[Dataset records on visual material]
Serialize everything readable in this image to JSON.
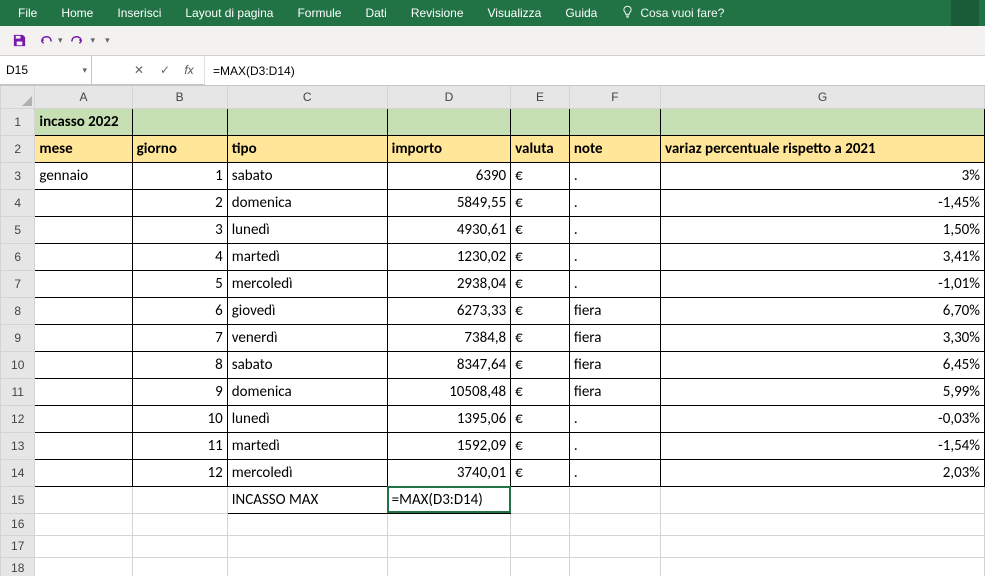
{
  "ribbon": {
    "tabs": [
      "File",
      "Home",
      "Inserisci",
      "Layout di pagina",
      "Formule",
      "Dati",
      "Revisione",
      "Visualizza",
      "Guida"
    ],
    "search_placeholder": "Cosa vuoi fare?"
  },
  "qat": {
    "save_icon": "save-icon",
    "undo_icon": "undo-icon",
    "redo_icon": "redo-icon"
  },
  "formula_bar": {
    "name_box": "D15",
    "cancel": "✕",
    "confirm": "✓",
    "fx": "fx",
    "formula": "=MAX(D3:D14)"
  },
  "columns": [
    "A",
    "B",
    "C",
    "D",
    "E",
    "F",
    "G"
  ],
  "title_row": {
    "a": "incasso 2022"
  },
  "header_row": {
    "a": "mese",
    "b": "giorno",
    "c": "tipo",
    "d": "importo",
    "e": "valuta",
    "f": "note",
    "g": "variaz percentuale rispetto a 2021"
  },
  "rows": [
    {
      "r": 3,
      "a": "gennaio",
      "b": "1",
      "c": "sabato",
      "d": "6390",
      "e": "€",
      "f": ".",
      "g": "3%"
    },
    {
      "r": 4,
      "a": "",
      "b": "2",
      "c": "domenica",
      "d": "5849,55",
      "e": "€",
      "f": ".",
      "g": "-1,45%"
    },
    {
      "r": 5,
      "a": "",
      "b": "3",
      "c": "lunedì",
      "d": "4930,61",
      "e": "€",
      "f": ".",
      "g": "1,50%"
    },
    {
      "r": 6,
      "a": "",
      "b": "4",
      "c": "martedì",
      "d": "1230,02",
      "e": "€",
      "f": ".",
      "g": "3,41%"
    },
    {
      "r": 7,
      "a": "",
      "b": "5",
      "c": "mercoledì",
      "d": "2938,04",
      "e": "€",
      "f": ".",
      "g": "-1,01%"
    },
    {
      "r": 8,
      "a": "",
      "b": "6",
      "c": "giovedì",
      "d": "6273,33",
      "e": "€",
      "f": "fiera",
      "g": "6,70%"
    },
    {
      "r": 9,
      "a": "",
      "b": "7",
      "c": "venerdì",
      "d": "7384,8",
      "e": "€",
      "f": "fiera",
      "g": "3,30%"
    },
    {
      "r": 10,
      "a": "",
      "b": "8",
      "c": "sabato",
      "d": "8347,64",
      "e": "€",
      "f": "fiera",
      "g": "6,45%"
    },
    {
      "r": 11,
      "a": "",
      "b": "9",
      "c": "domenica",
      "d": "10508,48",
      "e": "€",
      "f": "fiera",
      "g": "5,99%"
    },
    {
      "r": 12,
      "a": "",
      "b": "10",
      "c": "lunedì",
      "d": "1395,06",
      "e": "€",
      "f": ".",
      "g": "-0,03%"
    },
    {
      "r": 13,
      "a": "",
      "b": "11",
      "c": "martedì",
      "d": "1592,09",
      "e": "€",
      "f": ".",
      "g": "-1,54%"
    },
    {
      "r": 14,
      "a": "",
      "b": "12",
      "c": "mercoledì",
      "d": "3740,01",
      "e": "€",
      "f": ".",
      "g": "2,03%"
    }
  ],
  "summary_row": {
    "r": 15,
    "c": "INCASSO MAX",
    "d": "=MAX(D3:D14)"
  },
  "colors": {
    "ribbon_bg": "#217346",
    "header_green": "#c6e0b4",
    "header_yellow": "#ffe699",
    "gridline": "#d4d4d4",
    "data_border": "#000000"
  }
}
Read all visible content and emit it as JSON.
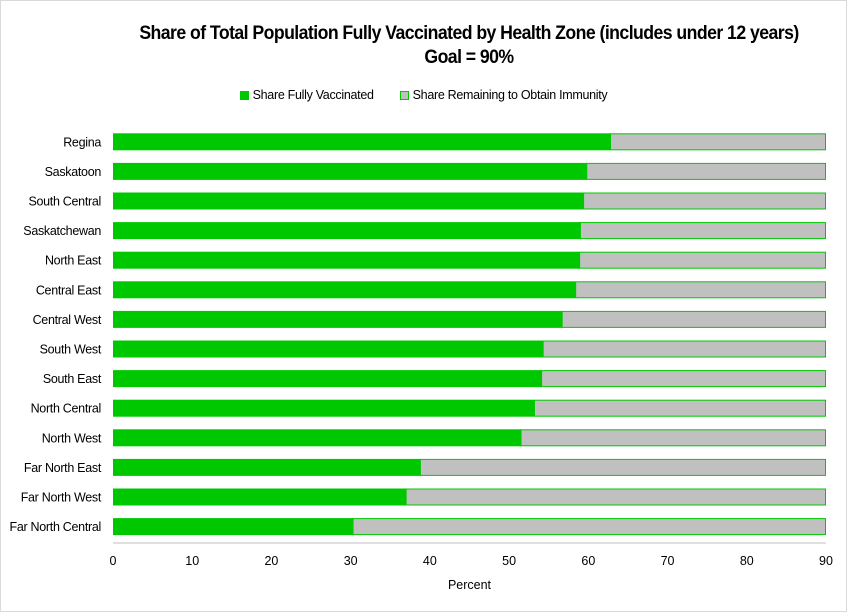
{
  "chart_data": {
    "type": "bar",
    "orientation": "horizontal",
    "stacked": true,
    "title": "Share of Total Population Fully Vaccinated by Health Zone (includes under 12 years)",
    "subtitle": "Goal = 90%",
    "xlabel": "Percent",
    "ylabel": "",
    "xlim": [
      0,
      90
    ],
    "xticks": [
      "0",
      "10",
      "20",
      "30",
      "40",
      "50",
      "60",
      "70",
      "80",
      "90"
    ],
    "grid": false,
    "legend_position": "top",
    "categories": [
      "Regina",
      "Saskatoon",
      "South Central",
      "Saskatchewan",
      "North East",
      "Central East",
      "Central West",
      "South West",
      "South East",
      "North Central",
      "North West",
      "Far North East",
      "Far North West",
      "Far North Central"
    ],
    "series": [
      {
        "name": "Share Fully Vaccinated",
        "color": "#00c800",
        "values": [
          62.8,
          59.8,
          59.4,
          59.0,
          58.9,
          58.4,
          56.7,
          54.3,
          54.1,
          53.2,
          51.5,
          38.8,
          37.0,
          30.3
        ]
      },
      {
        "name": "Share Remaining to Obtain Immunity",
        "color": "#c0c0c0",
        "values": [
          27.2,
          30.2,
          30.6,
          31.0,
          31.1,
          31.6,
          33.3,
          35.7,
          35.9,
          36.8,
          38.5,
          51.2,
          53.0,
          59.7
        ]
      }
    ]
  }
}
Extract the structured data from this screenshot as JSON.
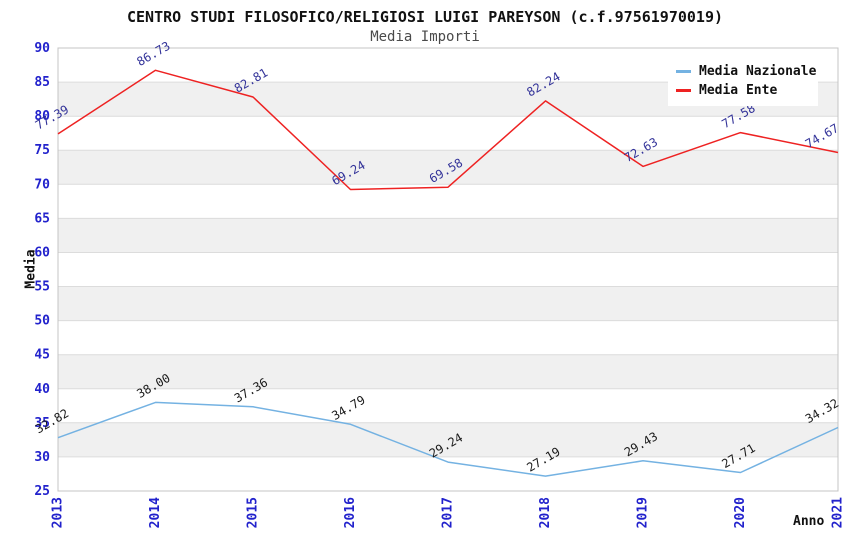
{
  "header": {
    "title": "CENTRO STUDI FILOSOFICO/RELIGIOSI LUIGI PAREYSON (c.f.97561970019)",
    "subtitle": "Media Importi"
  },
  "chart_data": {
    "type": "line",
    "title": "CENTRO STUDI FILOSOFICO/RELIGIOSI LUIGI PAREYSON (c.f.97561970019)",
    "subtitle": "Media Importi",
    "xlabel": "Anno",
    "ylabel": "Media",
    "x": [
      2013,
      2014,
      2015,
      2016,
      2017,
      2018,
      2019,
      2020,
      2021
    ],
    "ylim": [
      25,
      90
    ],
    "ytick_step": 5,
    "grid": "horizontal-bands-alternating",
    "legend_position": "top-right",
    "series": [
      {
        "key": "media-nazionale",
        "name": "Media Nazionale",
        "color": "#74B2E2",
        "label_color": "#1a1a1a",
        "values": [
          32.82,
          38.0,
          37.36,
          34.79,
          29.24,
          27.19,
          29.43,
          27.71,
          34.32
        ],
        "labels": [
          "32.82",
          "38.00",
          "37.36",
          "34.79",
          "29.24",
          "27.19",
          "29.43",
          "27.71",
          "34.32"
        ]
      },
      {
        "key": "media-ente",
        "name": "Media Ente",
        "color": "#EE2222",
        "label_color": "#333399",
        "values": [
          77.39,
          86.73,
          82.81,
          69.24,
          69.58,
          82.24,
          72.63,
          77.58,
          74.67
        ],
        "labels": [
          "77.39",
          "86.73",
          "82.81",
          "69.24",
          "69.58",
          "82.24",
          "72.63",
          "77.58",
          "74.67"
        ]
      }
    ],
    "colors": {
      "tick_label": "#2222CC",
      "band": "#F0F0F0",
      "gridline": "#DCDCDC",
      "border": "#C4C4C4"
    }
  }
}
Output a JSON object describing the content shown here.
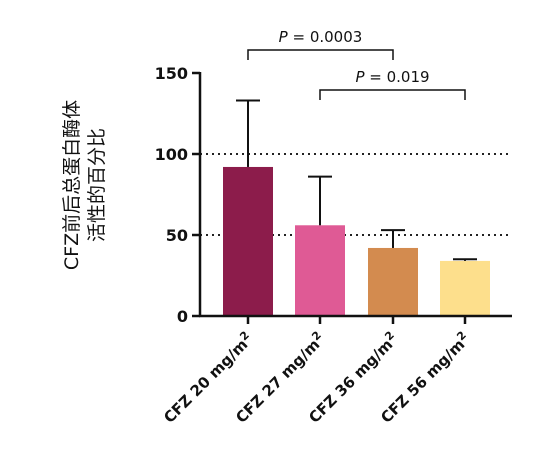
{
  "chart_data": {
    "type": "bar",
    "ylabel_lines": [
      "CFZ前后总蛋白酶体",
      "活性的百分比"
    ],
    "categories": [
      "CFZ 20 mg/m2",
      "CFZ 27 mg/m2",
      "CFZ 36 mg/m2",
      "CFZ 56 mg/m2"
    ],
    "category_labels": [
      {
        "base": "CFZ 20 mg/m",
        "sup": "2"
      },
      {
        "base": "CFZ 27 mg/m",
        "sup": "2"
      },
      {
        "base": "CFZ 36 mg/m",
        "sup": "2"
      },
      {
        "base": "CFZ 56 mg/m",
        "sup": "2"
      }
    ],
    "values": [
      92,
      56,
      42,
      34
    ],
    "error_upper": [
      133,
      86,
      53,
      35
    ],
    "colors": [
      "#8c1c4b",
      "#df5a95",
      "#d38b4f",
      "#fddf8c"
    ],
    "ylim": [
      0,
      150
    ],
    "yticks": [
      "0",
      "50",
      "100",
      "150"
    ],
    "ytick_values": [
      0,
      50,
      100,
      150
    ],
    "reference_lines": [
      50,
      100
    ],
    "annotations": [
      {
        "text": "P = 0.0003",
        "from": 0,
        "to": 2
      },
      {
        "text": "P = 0.019",
        "from": 1,
        "to": 3
      }
    ]
  }
}
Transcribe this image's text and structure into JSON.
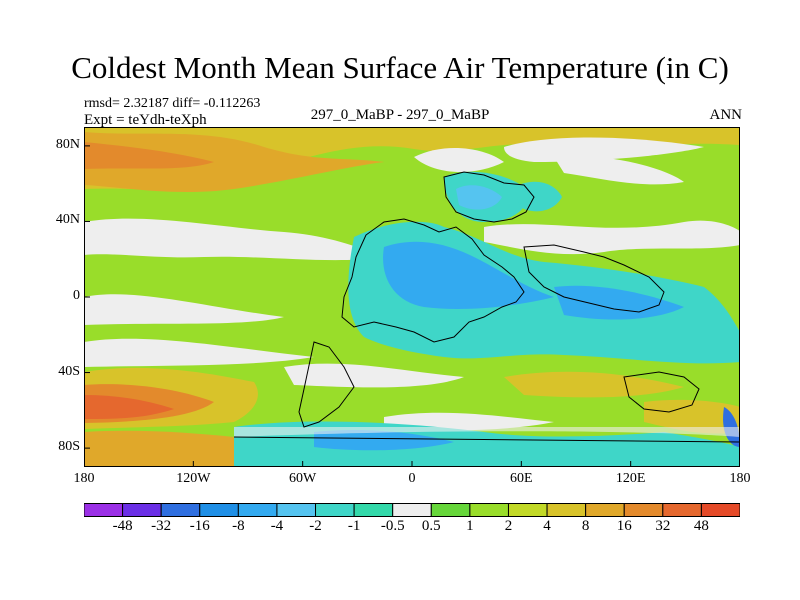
{
  "title": "Coldest Month Mean Surface Air Temperature (in C)",
  "stats_line": "rmsd= 2.32187 diff= -0.112263",
  "expt_line": "Expt = teYdh-teXph",
  "center_label": "297_0_MaBP - 297_0_MaBP",
  "period_label": "ANN",
  "map": {
    "lon_range": [
      -180,
      180
    ],
    "lat_range": [
      -90,
      90
    ],
    "x_ticks": [
      {
        "lon": -180,
        "label": "180"
      },
      {
        "lon": -120,
        "label": "120W"
      },
      {
        "lon": -60,
        "label": "60W"
      },
      {
        "lon": 0,
        "label": "0"
      },
      {
        "lon": 60,
        "label": "60E"
      },
      {
        "lon": 120,
        "label": "120E"
      },
      {
        "lon": 180,
        "label": "180"
      }
    ],
    "y_ticks": [
      {
        "lat": 80,
        "label": "80N"
      },
      {
        "lat": 40,
        "label": "40N"
      },
      {
        "lat": 0,
        "label": "0"
      },
      {
        "lat": -40,
        "label": "40S"
      },
      {
        "lat": -80,
        "label": "80S"
      }
    ]
  },
  "colorbar": {
    "colors": [
      "#9b30e6",
      "#6b2fe6",
      "#2f6fe0",
      "#1f8fe6",
      "#33aaf0",
      "#55c4f0",
      "#3fd6c8",
      "#33d9aa",
      "#eeeeee",
      "#66d63a",
      "#99dd2a",
      "#c2d927",
      "#d8c32a",
      "#e0a82a",
      "#e38a2c",
      "#e5682e",
      "#e54a28"
    ],
    "labels": [
      "-48",
      "-32",
      "-16",
      "-8",
      "-4",
      "-2",
      "-1",
      "-0.5",
      "0.5",
      "1",
      "2",
      "4",
      "8",
      "16",
      "32",
      "48"
    ]
  }
}
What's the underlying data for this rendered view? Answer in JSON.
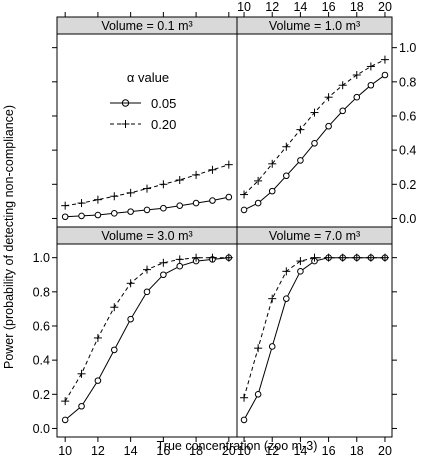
{
  "chart_data": {
    "type": "line",
    "xlabel": "True concentration (zoo m-3)",
    "ylabel": "Power (probability of detecting non-compliance)",
    "x": [
      10,
      11,
      12,
      13,
      14,
      15,
      16,
      17,
      18,
      19,
      20
    ],
    "xlim": [
      9.5,
      20.5
    ],
    "ylim": [
      -0.05,
      1.08
    ],
    "x_ticks": [
      "10",
      "12",
      "14",
      "16",
      "18",
      "20"
    ],
    "y_ticks": [
      "0.0",
      "0.2",
      "0.4",
      "0.6",
      "0.8",
      "1.0"
    ],
    "legend": {
      "title": "α value",
      "placement": "top-left panel",
      "entries": [
        "0.05",
        "0.20"
      ]
    },
    "panels": [
      {
        "title": "Volume = 0.1 m³",
        "series": [
          {
            "name": "0.05",
            "values": [
              0.01,
              0.015,
              0.02,
              0.03,
              0.04,
              0.05,
              0.06,
              0.075,
              0.09,
              0.105,
              0.125
            ]
          },
          {
            "name": "0.20",
            "values": [
              0.075,
              0.09,
              0.11,
              0.13,
              0.15,
              0.175,
              0.2,
              0.225,
              0.255,
              0.285,
              0.315
            ]
          }
        ]
      },
      {
        "title": "Volume = 1.0 m³",
        "series": [
          {
            "name": "0.05",
            "values": [
              0.05,
              0.09,
              0.16,
              0.25,
              0.34,
              0.44,
              0.54,
              0.63,
              0.71,
              0.78,
              0.84
            ]
          },
          {
            "name": "0.20",
            "values": [
              0.14,
              0.22,
              0.32,
              0.42,
              0.52,
              0.62,
              0.71,
              0.78,
              0.84,
              0.89,
              0.93
            ]
          }
        ]
      },
      {
        "title": "Volume = 3.0 m³",
        "series": [
          {
            "name": "0.05",
            "values": [
              0.05,
              0.13,
              0.28,
              0.46,
              0.64,
              0.8,
              0.9,
              0.95,
              0.98,
              0.99,
              1.0
            ]
          },
          {
            "name": "0.20",
            "values": [
              0.16,
              0.32,
              0.53,
              0.71,
              0.85,
              0.93,
              0.97,
              0.99,
              1.0,
              1.0,
              1.0
            ]
          }
        ]
      },
      {
        "title": "Volume = 7.0 m³",
        "series": [
          {
            "name": "0.05",
            "values": [
              0.05,
              0.2,
              0.48,
              0.76,
              0.92,
              0.98,
              1.0,
              1.0,
              1.0,
              1.0,
              1.0
            ]
          },
          {
            "name": "0.20",
            "values": [
              0.18,
              0.47,
              0.76,
              0.92,
              0.98,
              1.0,
              1.0,
              1.0,
              1.0,
              1.0,
              1.0
            ]
          }
        ]
      }
    ]
  }
}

Your goal =>
Each line that holds the word "icon" should be extracted from the records.

Result of the exercise =>
    "save_icon": "save-icon",
    "undo_icon": "undo-icon",
    "redo_icon": "redo-icon"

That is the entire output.